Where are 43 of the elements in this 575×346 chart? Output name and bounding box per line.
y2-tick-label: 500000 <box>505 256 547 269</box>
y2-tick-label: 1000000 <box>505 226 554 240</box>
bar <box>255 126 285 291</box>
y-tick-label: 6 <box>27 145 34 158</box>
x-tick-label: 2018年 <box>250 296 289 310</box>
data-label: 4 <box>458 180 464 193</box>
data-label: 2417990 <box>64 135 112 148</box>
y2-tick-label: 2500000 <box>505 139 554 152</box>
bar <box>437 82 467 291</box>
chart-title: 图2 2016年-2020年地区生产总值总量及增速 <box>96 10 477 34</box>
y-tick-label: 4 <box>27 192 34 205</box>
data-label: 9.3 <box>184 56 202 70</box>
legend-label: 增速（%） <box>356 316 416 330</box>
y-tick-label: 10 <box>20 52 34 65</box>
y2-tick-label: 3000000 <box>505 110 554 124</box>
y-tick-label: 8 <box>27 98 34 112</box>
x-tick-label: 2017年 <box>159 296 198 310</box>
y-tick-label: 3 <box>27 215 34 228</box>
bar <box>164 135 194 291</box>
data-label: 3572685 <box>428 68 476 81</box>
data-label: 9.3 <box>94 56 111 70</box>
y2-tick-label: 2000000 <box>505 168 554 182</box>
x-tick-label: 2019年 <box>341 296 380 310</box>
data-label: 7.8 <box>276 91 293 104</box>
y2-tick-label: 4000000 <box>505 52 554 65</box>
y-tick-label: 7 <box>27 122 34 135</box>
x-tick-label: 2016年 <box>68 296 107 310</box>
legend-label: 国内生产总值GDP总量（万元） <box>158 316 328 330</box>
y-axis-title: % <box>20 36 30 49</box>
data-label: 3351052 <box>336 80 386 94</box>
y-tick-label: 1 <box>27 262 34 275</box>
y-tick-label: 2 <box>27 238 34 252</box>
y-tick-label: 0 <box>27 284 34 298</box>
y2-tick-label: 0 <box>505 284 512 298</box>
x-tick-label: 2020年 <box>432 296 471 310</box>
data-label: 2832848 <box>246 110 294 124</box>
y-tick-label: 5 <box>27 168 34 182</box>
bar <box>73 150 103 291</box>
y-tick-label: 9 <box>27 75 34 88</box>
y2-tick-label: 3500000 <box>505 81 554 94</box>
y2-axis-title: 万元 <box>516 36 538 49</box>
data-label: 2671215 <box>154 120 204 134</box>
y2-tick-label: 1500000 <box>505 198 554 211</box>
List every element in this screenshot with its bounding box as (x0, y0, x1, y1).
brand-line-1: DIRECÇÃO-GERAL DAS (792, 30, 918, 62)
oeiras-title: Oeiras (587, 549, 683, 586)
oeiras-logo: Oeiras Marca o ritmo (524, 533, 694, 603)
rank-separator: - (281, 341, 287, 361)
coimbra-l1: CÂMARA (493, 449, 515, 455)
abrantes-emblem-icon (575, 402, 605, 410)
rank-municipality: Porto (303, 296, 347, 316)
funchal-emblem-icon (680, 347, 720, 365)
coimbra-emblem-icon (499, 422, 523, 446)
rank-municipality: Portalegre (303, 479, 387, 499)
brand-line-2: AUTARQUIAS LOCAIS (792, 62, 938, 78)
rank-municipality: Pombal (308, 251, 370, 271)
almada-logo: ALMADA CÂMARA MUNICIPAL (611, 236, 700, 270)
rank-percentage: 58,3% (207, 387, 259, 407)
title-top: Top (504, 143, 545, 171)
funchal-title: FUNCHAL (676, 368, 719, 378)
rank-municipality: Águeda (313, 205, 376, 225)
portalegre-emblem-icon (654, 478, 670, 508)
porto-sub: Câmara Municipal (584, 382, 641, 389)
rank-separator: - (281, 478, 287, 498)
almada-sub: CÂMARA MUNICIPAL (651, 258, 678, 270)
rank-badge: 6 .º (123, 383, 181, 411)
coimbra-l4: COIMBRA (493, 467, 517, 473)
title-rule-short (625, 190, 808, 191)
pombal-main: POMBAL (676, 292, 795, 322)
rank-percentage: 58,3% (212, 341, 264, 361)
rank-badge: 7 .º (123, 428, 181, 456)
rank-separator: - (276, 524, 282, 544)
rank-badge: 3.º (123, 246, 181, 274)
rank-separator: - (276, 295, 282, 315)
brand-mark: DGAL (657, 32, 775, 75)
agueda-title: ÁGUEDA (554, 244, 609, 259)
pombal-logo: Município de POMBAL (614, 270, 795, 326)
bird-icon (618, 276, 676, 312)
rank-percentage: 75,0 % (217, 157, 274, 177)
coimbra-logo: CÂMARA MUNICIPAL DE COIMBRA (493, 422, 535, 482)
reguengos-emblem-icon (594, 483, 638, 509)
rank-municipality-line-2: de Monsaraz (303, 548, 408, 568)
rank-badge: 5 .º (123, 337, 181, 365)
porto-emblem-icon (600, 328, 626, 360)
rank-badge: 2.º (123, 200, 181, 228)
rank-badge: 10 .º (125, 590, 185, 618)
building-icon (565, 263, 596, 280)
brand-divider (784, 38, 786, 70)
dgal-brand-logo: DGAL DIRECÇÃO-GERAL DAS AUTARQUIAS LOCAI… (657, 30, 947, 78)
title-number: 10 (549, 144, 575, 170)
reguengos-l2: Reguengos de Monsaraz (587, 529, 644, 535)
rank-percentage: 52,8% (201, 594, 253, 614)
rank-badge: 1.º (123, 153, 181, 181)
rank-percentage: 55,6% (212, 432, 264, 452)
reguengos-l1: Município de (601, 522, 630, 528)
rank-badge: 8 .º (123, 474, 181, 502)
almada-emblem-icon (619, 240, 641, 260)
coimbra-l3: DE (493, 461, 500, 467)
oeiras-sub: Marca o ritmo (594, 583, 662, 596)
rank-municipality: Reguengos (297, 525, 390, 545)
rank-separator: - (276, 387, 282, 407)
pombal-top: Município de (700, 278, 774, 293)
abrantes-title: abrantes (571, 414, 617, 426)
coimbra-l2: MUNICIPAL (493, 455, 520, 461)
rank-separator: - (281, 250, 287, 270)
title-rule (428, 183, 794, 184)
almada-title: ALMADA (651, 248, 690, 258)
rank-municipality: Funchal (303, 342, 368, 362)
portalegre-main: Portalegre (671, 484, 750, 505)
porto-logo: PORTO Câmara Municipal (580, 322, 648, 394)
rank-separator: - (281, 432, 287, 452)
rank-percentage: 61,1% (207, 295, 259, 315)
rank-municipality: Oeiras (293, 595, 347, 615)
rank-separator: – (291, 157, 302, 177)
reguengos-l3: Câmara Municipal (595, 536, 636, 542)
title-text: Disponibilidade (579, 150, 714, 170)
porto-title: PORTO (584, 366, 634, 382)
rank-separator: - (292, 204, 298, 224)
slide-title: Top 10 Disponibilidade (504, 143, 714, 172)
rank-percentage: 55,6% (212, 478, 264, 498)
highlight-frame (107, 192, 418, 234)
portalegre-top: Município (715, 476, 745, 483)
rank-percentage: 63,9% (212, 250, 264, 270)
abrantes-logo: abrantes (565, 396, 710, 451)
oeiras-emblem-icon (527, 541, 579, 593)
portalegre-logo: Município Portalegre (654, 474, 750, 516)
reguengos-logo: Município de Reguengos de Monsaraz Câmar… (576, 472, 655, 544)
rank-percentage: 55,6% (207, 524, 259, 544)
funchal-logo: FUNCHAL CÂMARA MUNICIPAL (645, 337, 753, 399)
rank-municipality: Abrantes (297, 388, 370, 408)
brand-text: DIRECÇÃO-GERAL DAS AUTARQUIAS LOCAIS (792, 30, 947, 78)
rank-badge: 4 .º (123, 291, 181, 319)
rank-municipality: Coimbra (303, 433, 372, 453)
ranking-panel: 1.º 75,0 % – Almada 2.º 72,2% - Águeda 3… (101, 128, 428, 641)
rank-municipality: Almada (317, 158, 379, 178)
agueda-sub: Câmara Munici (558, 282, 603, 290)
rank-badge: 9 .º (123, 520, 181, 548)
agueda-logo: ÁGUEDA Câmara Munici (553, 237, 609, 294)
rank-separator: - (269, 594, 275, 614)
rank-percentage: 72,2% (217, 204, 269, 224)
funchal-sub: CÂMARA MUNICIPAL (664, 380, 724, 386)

_What to produce_. Recast everything from the start of the listing down to and including the line containing "y-tick-label: 4 <box>27 192 34 205</box>" as a Markdown table. Use the columns Row and Text, and skip any blank lines.

_The output_.
| Row | Text |
|---|---|
| 1 | Where are 43 of the elements in this 575×346 chart? Output name and bounding box per line. |
| 2 | y2-tick-label: 500000 <box>505 256 547 269</box> |
| 3 | y2-tick-label: 1000000 <box>505 226 554 240</box> |
| 4 | bar <box>255 126 285 291</box> |
| 5 | y-tick-label: 6 <box>27 145 34 158</box> |
| 6 | x-tick-label: 2018年 <box>250 296 289 310</box> |
| 7 | data-label: 4 <box>458 180 464 193</box> |
| 8 | data-label: 2417990 <box>64 135 112 148</box> |
| 9 | y2-tick-label: 2500000 <box>505 139 554 152</box> |
| 10 | bar <box>437 82 467 291</box> |
| 11 | chart-title: 图2 2016年-2020年地区生产总值总量及增速 <box>96 10 477 34</box> |
| 12 | y-tick-label: 4 <box>27 192 34 205</box> |